*TASK BRIEF*: Among the entries below, which lines include the string "Audio"? Show each one.

--------------------------------

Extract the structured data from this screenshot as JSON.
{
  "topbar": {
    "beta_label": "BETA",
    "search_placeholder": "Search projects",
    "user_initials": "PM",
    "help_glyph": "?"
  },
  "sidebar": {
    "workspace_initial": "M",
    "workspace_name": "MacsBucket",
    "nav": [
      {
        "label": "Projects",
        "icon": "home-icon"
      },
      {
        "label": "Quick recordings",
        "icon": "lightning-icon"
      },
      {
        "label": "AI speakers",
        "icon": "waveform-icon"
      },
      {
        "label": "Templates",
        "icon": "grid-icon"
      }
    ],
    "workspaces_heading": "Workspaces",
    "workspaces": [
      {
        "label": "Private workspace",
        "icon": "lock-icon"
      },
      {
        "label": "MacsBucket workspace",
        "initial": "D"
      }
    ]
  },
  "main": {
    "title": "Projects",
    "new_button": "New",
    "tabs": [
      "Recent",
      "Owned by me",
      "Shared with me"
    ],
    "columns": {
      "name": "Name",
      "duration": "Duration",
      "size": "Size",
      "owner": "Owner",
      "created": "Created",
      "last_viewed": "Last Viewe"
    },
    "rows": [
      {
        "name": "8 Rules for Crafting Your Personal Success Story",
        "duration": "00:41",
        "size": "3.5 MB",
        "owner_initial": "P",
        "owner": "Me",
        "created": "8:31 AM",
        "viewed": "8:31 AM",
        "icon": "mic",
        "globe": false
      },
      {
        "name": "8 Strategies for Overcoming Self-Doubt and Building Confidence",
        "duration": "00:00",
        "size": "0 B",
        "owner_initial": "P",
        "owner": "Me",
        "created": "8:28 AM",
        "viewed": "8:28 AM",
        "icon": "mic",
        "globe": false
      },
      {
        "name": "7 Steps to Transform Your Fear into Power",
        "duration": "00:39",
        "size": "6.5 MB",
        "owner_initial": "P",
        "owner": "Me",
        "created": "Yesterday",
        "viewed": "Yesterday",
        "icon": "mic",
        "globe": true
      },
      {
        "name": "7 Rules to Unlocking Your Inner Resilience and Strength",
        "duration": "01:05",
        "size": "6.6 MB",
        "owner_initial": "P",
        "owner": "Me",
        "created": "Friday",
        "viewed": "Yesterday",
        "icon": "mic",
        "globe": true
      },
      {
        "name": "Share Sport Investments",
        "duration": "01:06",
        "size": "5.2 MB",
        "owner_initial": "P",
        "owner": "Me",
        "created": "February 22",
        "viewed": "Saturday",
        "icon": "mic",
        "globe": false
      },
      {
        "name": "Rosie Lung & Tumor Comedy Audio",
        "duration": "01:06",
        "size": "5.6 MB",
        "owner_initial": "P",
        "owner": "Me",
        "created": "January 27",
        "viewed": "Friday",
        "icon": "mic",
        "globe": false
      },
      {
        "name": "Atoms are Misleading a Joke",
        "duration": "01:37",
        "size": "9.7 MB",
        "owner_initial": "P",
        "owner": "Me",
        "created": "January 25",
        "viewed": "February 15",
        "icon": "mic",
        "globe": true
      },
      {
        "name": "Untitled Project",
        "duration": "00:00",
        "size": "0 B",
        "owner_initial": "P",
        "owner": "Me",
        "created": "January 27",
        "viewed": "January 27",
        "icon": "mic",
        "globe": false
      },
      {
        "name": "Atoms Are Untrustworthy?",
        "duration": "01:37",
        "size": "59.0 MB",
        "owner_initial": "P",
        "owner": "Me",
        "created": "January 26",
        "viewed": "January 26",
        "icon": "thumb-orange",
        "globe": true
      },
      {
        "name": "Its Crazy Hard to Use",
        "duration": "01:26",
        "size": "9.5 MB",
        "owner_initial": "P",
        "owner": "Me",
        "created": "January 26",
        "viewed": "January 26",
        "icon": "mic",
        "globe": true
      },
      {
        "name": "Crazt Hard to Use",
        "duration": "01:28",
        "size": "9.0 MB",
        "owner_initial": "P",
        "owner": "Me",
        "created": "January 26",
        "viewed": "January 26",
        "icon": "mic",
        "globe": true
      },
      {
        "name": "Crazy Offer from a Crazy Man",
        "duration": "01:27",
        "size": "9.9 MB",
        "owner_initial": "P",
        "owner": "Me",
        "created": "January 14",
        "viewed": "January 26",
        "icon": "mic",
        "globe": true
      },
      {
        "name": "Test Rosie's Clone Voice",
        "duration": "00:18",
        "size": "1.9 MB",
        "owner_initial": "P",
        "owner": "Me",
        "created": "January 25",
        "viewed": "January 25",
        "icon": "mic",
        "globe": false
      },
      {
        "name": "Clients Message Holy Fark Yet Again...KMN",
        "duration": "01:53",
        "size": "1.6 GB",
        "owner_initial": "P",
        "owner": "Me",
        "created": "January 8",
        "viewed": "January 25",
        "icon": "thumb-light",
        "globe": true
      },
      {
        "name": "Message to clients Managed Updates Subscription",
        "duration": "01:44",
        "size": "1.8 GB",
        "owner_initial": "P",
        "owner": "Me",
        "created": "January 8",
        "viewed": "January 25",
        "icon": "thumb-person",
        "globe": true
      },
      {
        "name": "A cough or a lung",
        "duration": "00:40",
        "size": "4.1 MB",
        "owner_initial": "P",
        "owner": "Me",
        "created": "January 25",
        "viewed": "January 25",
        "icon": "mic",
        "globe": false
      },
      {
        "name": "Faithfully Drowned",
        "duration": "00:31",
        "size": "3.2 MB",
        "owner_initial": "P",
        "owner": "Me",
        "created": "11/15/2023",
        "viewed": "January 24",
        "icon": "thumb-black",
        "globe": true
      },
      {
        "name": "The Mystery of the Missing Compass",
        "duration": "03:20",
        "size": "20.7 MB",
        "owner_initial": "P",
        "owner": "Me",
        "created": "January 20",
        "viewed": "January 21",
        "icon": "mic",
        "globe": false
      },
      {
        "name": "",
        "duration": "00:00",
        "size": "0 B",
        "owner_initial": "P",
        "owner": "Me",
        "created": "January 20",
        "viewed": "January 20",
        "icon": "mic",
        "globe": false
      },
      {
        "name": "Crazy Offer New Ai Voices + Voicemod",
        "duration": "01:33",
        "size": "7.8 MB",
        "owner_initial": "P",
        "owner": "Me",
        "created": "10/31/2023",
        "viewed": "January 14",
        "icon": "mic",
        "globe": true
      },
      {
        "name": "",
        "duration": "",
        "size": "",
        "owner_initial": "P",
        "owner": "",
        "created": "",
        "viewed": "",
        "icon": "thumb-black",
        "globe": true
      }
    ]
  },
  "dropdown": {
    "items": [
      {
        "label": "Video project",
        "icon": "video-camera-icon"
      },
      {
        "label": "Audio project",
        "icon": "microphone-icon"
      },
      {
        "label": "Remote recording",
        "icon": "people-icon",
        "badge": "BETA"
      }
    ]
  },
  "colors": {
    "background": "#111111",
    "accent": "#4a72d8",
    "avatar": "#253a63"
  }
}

--------------------------------

*RESULT*:
        "name": "Rosie Lung & Tumor Comedy Audio",
        "label": "Audio project",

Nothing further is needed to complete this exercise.